»»

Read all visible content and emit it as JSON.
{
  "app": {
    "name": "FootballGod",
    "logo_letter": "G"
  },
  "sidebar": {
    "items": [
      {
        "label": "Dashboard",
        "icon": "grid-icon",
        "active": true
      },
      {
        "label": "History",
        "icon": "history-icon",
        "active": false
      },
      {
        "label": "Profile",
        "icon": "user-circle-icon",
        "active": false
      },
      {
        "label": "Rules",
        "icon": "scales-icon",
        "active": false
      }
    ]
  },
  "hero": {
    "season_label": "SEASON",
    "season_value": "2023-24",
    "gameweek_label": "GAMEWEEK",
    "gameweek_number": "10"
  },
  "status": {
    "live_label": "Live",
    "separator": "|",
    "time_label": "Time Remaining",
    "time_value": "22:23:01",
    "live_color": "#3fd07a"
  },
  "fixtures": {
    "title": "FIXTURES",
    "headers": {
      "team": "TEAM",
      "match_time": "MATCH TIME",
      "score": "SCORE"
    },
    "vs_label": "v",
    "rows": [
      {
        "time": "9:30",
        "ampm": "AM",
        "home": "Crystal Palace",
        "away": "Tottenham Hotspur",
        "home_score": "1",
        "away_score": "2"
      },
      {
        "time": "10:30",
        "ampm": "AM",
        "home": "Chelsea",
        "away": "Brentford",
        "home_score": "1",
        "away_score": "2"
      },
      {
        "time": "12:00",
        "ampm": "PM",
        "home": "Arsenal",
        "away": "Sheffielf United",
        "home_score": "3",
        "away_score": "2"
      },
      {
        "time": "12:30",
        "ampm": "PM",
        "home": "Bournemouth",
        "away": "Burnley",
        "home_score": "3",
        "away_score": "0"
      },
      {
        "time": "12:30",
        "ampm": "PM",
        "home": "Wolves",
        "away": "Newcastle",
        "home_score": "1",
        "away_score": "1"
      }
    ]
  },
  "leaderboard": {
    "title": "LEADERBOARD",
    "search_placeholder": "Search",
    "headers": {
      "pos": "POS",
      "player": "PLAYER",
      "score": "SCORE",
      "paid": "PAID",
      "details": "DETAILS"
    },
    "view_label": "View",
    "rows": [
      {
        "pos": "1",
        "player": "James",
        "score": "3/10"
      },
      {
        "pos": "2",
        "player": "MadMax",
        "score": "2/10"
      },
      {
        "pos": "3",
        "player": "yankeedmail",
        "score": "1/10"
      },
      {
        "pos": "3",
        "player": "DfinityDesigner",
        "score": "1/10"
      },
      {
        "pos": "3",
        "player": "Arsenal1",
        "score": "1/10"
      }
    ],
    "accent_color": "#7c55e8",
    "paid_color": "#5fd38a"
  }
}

««

**WHAT TO PRODUCE:** Extract the full listing above without alteration.

**RESPONSE TO THE EXERCISE:**
Read all visible content and emit it as JSON.
{
  "app": {
    "name": "FootballGod",
    "logo_letter": "G"
  },
  "sidebar": {
    "items": [
      {
        "label": "Dashboard",
        "icon": "grid-icon",
        "active": true
      },
      {
        "label": "History",
        "icon": "history-icon",
        "active": false
      },
      {
        "label": "Profile",
        "icon": "user-circle-icon",
        "active": false
      },
      {
        "label": "Rules",
        "icon": "scales-icon",
        "active": false
      }
    ]
  },
  "hero": {
    "season_label": "SEASON",
    "season_value": "2023-24",
    "gameweek_label": "GAMEWEEK",
    "gameweek_number": "10"
  },
  "status": {
    "live_label": "Live",
    "separator": "|",
    "time_label": "Time Remaining",
    "time_value": "22:23:01",
    "live_color": "#3fd07a"
  },
  "fixtures": {
    "title": "FIXTURES",
    "headers": {
      "team": "TEAM",
      "match_time": "MATCH TIME",
      "score": "SCORE"
    },
    "vs_label": "v",
    "rows": [
      {
        "time": "9:30",
        "ampm": "AM",
        "home": "Crystal Palace",
        "away": "Tottenham Hotspur",
        "home_score": "1",
        "away_score": "2"
      },
      {
        "time": "10:30",
        "ampm": "AM",
        "home": "Chelsea",
        "away": "Brentford",
        "home_score": "1",
        "away_score": "2"
      },
      {
        "time": "12:00",
        "ampm": "PM",
        "home": "Arsenal",
        "away": "Sheffielf United",
        "home_score": "3",
        "away_score": "2"
      },
      {
        "time": "12:30",
        "ampm": "PM",
        "home": "Bournemouth",
        "away": "Burnley",
        "home_score": "3",
        "away_score": "0"
      },
      {
        "time": "12:30",
        "ampm": "PM",
        "home": "Wolves",
        "away": "Newcastle",
        "home_score": "1",
        "away_score": "1"
      }
    ]
  },
  "leaderboard": {
    "title": "LEADERBOARD",
    "search_placeholder": "Search",
    "headers": {
      "pos": "POS",
      "player": "PLAYER",
      "score": "SCORE",
      "paid": "PAID",
      "details": "DETAILS"
    },
    "view_label": "View",
    "rows": [
      {
        "pos": "1",
        "player": "James",
        "score": "3/10"
      },
      {
        "pos": "2",
        "player": "MadMax",
        "score": "2/10"
      },
      {
        "pos": "3",
        "player": "yankeedmail",
        "score": "1/10"
      },
      {
        "pos": "3",
        "player": "DfinityDesigner",
        "score": "1/10"
      },
      {
        "pos": "3",
        "player": "Arsenal1",
        "score": "1/10"
      }
    ],
    "accent_color": "#7c55e8",
    "paid_color": "#5fd38a"
  }
}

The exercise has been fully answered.